Dataset records
┄┄┄┄┄┄┄┄┄┄
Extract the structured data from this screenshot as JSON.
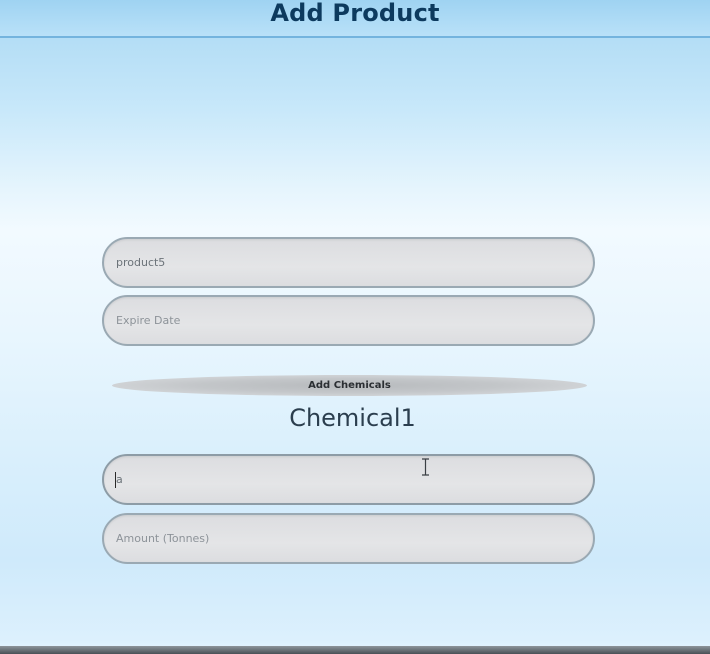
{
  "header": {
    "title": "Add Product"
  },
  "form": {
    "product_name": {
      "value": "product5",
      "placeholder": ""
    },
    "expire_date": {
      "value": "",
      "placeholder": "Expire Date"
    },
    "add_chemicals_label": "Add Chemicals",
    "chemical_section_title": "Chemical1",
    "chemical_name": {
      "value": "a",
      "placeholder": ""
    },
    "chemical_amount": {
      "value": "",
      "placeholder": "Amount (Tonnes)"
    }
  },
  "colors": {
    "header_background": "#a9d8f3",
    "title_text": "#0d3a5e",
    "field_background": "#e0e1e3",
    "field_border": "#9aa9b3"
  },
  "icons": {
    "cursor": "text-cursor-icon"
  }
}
┄┄┄┄┄┄┄┄┄┄
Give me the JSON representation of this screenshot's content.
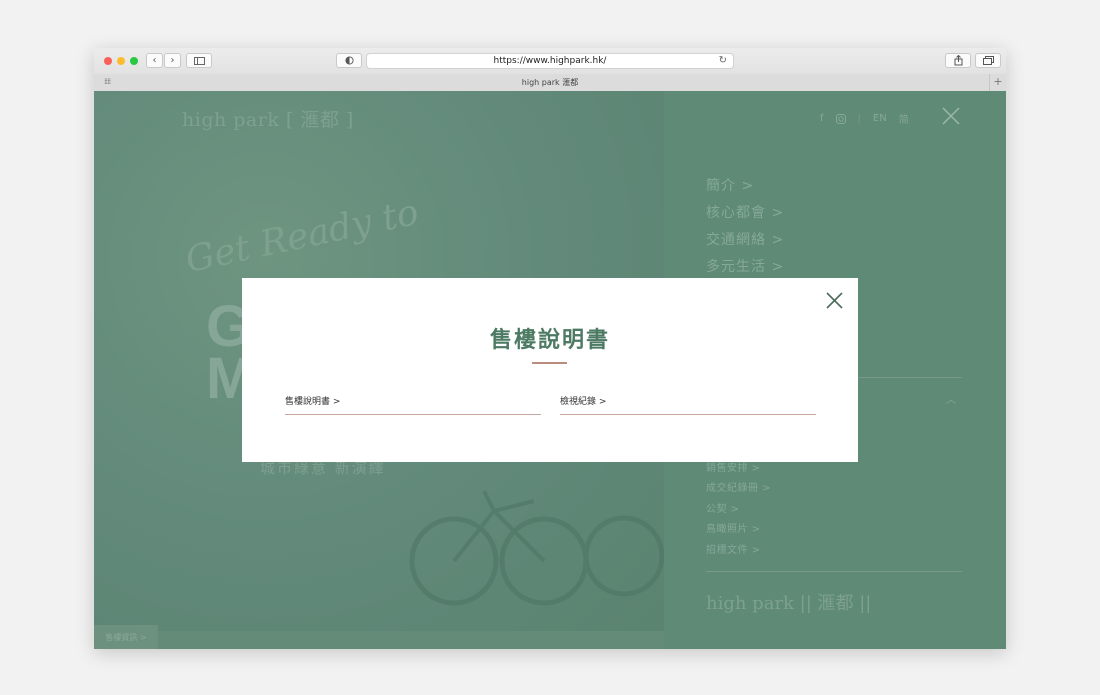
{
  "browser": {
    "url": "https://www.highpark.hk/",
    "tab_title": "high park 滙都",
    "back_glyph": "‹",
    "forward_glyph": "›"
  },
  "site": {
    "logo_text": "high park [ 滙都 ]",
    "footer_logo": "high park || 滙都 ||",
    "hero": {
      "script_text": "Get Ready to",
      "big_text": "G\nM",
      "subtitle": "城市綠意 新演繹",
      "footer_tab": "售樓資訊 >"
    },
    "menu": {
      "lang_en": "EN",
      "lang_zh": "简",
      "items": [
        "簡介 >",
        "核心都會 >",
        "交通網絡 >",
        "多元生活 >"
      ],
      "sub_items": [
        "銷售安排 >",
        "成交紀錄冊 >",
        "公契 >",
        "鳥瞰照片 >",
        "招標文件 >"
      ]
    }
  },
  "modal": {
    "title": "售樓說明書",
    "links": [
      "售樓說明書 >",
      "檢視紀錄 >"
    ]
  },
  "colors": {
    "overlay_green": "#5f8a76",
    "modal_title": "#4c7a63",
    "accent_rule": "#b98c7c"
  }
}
┄┄┄┄┄┄┄┄┄┄
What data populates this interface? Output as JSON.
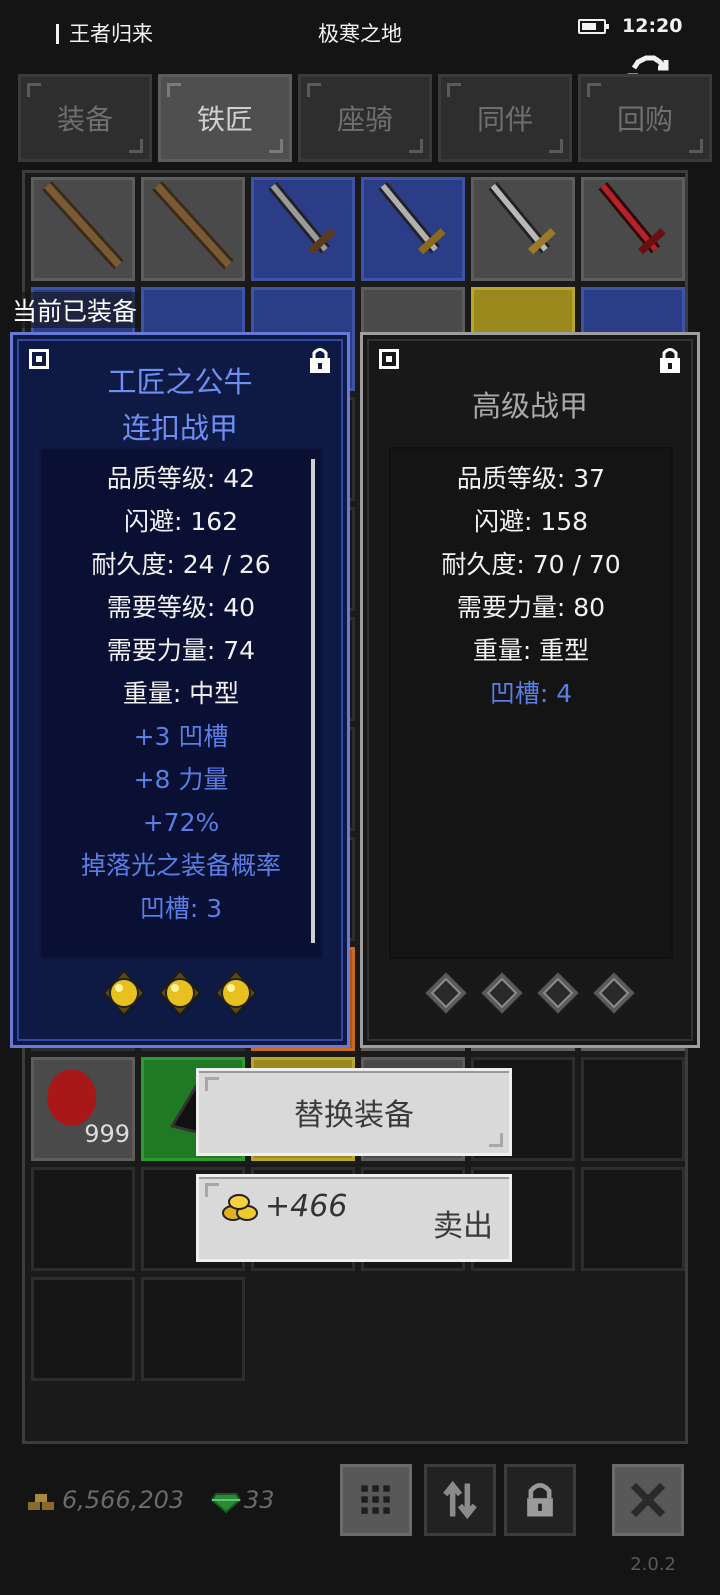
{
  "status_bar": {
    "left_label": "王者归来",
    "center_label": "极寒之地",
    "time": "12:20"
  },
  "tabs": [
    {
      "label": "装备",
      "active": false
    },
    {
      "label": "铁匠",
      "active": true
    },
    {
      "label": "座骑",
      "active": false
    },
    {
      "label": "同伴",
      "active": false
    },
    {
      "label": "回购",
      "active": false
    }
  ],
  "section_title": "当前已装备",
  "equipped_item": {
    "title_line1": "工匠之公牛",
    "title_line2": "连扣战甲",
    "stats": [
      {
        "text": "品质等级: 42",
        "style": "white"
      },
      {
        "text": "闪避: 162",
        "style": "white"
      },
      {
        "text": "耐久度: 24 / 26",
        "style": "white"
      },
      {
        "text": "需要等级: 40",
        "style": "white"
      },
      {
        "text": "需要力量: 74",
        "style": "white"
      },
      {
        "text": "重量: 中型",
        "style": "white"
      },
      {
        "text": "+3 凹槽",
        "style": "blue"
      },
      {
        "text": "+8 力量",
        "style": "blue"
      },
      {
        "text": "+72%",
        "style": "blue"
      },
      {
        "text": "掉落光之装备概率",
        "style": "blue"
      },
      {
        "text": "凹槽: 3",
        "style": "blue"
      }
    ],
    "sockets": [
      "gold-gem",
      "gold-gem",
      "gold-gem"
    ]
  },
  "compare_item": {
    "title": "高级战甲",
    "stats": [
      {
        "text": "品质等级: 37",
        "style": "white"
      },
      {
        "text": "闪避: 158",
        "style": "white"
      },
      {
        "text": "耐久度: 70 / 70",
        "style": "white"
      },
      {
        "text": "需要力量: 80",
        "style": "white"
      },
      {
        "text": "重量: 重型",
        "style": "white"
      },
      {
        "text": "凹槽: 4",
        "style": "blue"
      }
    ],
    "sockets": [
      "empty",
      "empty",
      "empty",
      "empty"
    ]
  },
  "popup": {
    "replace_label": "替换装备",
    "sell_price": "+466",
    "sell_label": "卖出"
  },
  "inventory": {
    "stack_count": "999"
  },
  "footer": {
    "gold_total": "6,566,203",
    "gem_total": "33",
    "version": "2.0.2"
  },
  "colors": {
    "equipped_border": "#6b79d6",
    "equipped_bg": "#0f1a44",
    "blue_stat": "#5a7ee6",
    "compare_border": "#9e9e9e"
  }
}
┄┄┄┄┄┄┄┄┄┄
STATED EXERCISE
Take every line from the records above that has the word "screenshot" and copy it.

WORKED ANSWER
Extract the structured data from this screenshot as JSON.
Give me the JSON representation of this screenshot's content.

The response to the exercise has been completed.